- **Exercise requirements**: Write out all entries word for word.

********************

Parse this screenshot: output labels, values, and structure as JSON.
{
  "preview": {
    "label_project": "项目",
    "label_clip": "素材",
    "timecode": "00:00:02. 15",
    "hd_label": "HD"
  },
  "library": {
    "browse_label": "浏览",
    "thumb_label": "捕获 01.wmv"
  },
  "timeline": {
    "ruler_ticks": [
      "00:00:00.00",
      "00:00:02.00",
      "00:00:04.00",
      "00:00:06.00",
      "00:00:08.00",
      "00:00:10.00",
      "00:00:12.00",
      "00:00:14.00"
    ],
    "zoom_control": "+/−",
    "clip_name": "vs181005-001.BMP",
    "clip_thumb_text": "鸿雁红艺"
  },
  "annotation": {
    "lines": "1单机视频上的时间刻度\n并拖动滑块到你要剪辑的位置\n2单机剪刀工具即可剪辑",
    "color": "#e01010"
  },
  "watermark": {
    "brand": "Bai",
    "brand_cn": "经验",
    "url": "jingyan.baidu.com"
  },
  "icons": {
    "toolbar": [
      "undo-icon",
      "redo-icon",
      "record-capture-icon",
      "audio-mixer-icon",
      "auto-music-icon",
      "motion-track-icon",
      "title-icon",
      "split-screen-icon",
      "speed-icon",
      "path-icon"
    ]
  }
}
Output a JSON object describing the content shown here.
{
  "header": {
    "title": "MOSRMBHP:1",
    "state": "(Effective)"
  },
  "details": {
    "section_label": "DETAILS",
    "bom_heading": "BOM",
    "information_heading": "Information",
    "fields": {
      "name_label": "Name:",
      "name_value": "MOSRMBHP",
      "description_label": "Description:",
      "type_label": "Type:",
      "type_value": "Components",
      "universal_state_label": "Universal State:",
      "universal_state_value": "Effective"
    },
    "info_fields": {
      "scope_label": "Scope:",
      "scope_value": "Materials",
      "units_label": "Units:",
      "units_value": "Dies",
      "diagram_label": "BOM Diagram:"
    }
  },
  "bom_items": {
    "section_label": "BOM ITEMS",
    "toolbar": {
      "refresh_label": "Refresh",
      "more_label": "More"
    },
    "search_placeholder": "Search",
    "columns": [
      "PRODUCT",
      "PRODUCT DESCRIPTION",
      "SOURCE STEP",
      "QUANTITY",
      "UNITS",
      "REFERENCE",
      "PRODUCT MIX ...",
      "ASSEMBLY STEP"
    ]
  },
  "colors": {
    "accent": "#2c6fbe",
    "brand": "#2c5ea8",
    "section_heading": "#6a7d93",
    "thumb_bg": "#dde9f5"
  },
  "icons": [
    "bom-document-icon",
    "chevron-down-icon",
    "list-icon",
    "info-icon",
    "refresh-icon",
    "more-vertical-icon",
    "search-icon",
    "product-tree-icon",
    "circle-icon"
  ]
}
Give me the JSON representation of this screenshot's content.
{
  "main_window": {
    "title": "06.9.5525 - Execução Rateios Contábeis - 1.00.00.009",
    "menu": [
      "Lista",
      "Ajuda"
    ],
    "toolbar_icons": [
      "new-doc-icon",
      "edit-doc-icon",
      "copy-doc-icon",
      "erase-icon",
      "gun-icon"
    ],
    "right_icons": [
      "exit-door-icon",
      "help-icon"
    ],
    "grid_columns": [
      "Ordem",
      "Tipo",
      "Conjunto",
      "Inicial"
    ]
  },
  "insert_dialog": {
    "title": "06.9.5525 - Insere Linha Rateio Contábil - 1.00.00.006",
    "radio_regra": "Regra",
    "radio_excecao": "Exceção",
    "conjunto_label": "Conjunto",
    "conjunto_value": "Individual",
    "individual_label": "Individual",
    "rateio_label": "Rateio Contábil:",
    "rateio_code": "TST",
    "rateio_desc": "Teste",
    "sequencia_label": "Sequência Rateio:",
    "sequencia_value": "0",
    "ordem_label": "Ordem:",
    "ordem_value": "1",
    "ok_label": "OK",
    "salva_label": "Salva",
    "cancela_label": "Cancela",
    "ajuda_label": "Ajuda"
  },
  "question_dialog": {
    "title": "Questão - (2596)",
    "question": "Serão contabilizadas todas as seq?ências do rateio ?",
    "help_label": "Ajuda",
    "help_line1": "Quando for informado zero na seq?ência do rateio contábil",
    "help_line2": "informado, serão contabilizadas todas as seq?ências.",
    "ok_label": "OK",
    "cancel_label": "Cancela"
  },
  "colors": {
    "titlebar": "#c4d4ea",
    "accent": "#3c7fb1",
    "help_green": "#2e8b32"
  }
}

********************

- **Answer to this problem**:
Parse this screenshot: output labels, values, and structure as JSON.
{
  "preview": {
    "label_project": "项目",
    "label_clip": "素材",
    "timecode": "00:00:02. 15",
    "hd_label": "HD"
  },
  "library": {
    "browse_label": "浏览",
    "thumb_label": "捕获 01.wmv"
  },
  "timeline": {
    "ruler_ticks": [
      "00:00:00.00",
      "00:00:02.00",
      "00:00:04.00",
      "00:00:06.00",
      "00:00:08.00",
      "00:00:10.00",
      "00:00:12.00",
      "00:00:14.00"
    ],
    "zoom_control": "+/−",
    "clip_name": "vs181005-001.BMP",
    "clip_thumb_text": "鸿雁红艺"
  },
  "annotation": {
    "lines": "1单机视频上的时间刻度\n并拖动滑块到你要剪辑的位置\n2单机剪刀工具即可剪辑",
    "color": "#e01010"
  },
  "watermark": {
    "brand": "Bai",
    "brand_cn": "经验",
    "url": "jingyan.baidu.com"
  },
  "icons": {
    "toolbar": [
      "undo-icon",
      "redo-icon",
      "record-capture-icon",
      "audio-mixer-icon",
      "auto-music-icon",
      "motion-track-icon",
      "title-icon",
      "split-screen-icon",
      "speed-icon",
      "path-icon"
    ]
  }
}
Output a JSON object describing the content shown here.
{
  "header": {
    "title": "MOSRMBHP:1",
    "state": "(Effective)"
  },
  "details": {
    "section_label": "DETAILS",
    "bom_heading": "BOM",
    "information_heading": "Information",
    "fields": {
      "name_label": "Name:",
      "name_value": "MOSRMBHP",
      "description_label": "Description:",
      "type_label": "Type:",
      "type_value": "Components",
      "universal_state_label": "Universal State:",
      "universal_state_value": "Effective"
    },
    "info_fields": {
      "scope_label": "Scope:",
      "scope_value": "Materials",
      "units_label": "Units:",
      "units_value": "Dies",
      "diagram_label": "BOM Diagram:"
    }
  },
  "bom_items": {
    "section_label": "BOM ITEMS",
    "toolbar": {
      "refresh_label": "Refresh",
      "more_label": "More"
    },
    "search_placeholder": "Search",
    "columns": [
      "PRODUCT",
      "PRODUCT DESCRIPTION",
      "SOURCE STEP",
      "QUANTITY",
      "UNITS",
      "REFERENCE",
      "PRODUCT MIX ...",
      "ASSEMBLY STEP"
    ]
  },
  "colors": {
    "accent": "#2c6fbe",
    "brand": "#2c5ea8",
    "section_heading": "#6a7d93",
    "thumb_bg": "#dde9f5"
  },
  "icons": [
    "bom-document-icon",
    "chevron-down-icon",
    "list-icon",
    "info-icon",
    "refresh-icon",
    "more-vertical-icon",
    "search-icon",
    "product-tree-icon",
    "circle-icon"
  ]
}
Give me the JSON representation of this screenshot's content.
{
  "main_window": {
    "title": "06.9.5525 - Execução Rateios Contábeis - 1.00.00.009",
    "menu": [
      "Lista",
      "Ajuda"
    ],
    "toolbar_icons": [
      "new-doc-icon",
      "edit-doc-icon",
      "copy-doc-icon",
      "erase-icon",
      "gun-icon"
    ],
    "right_icons": [
      "exit-door-icon",
      "help-icon"
    ],
    "grid_columns": [
      "Ordem",
      "Tipo",
      "Conjunto",
      "Inicial"
    ]
  },
  "insert_dialog": {
    "title": "06.9.5525 - Insere Linha Rateio Contábil - 1.00.00.006",
    "radio_regra": "Regra",
    "radio_excecao": "Exceção",
    "conjunto_label": "Conjunto",
    "conjunto_value": "Individual",
    "individual_label": "Individual",
    "rateio_label": "Rateio Contábil:",
    "rateio_code": "TST",
    "rateio_desc": "Teste",
    "sequencia_label": "Sequência Rateio:",
    "sequencia_value": "0",
    "ordem_label": "Ordem:",
    "ordem_value": "1",
    "ok_label": "OK",
    "salva_label": "Salva",
    "cancela_label": "Cancela",
    "ajuda_label": "Ajuda"
  },
  "question_dialog": {
    "title": "Questão - (2596)",
    "question": "Serão contabilizadas todas as seq?ências do rateio ?",
    "help_label": "Ajuda",
    "help_line1": "Quando for informado zero na seq?ência do rateio contábil",
    "help_line2": "informado, serão contabilizadas todas as seq?ências.",
    "ok_label": "OK",
    "cancel_label": "Cancela"
  },
  "colors": {
    "titlebar": "#c4d4ea",
    "accent": "#3c7fb1",
    "help_green": "#2e8b32"
  }
}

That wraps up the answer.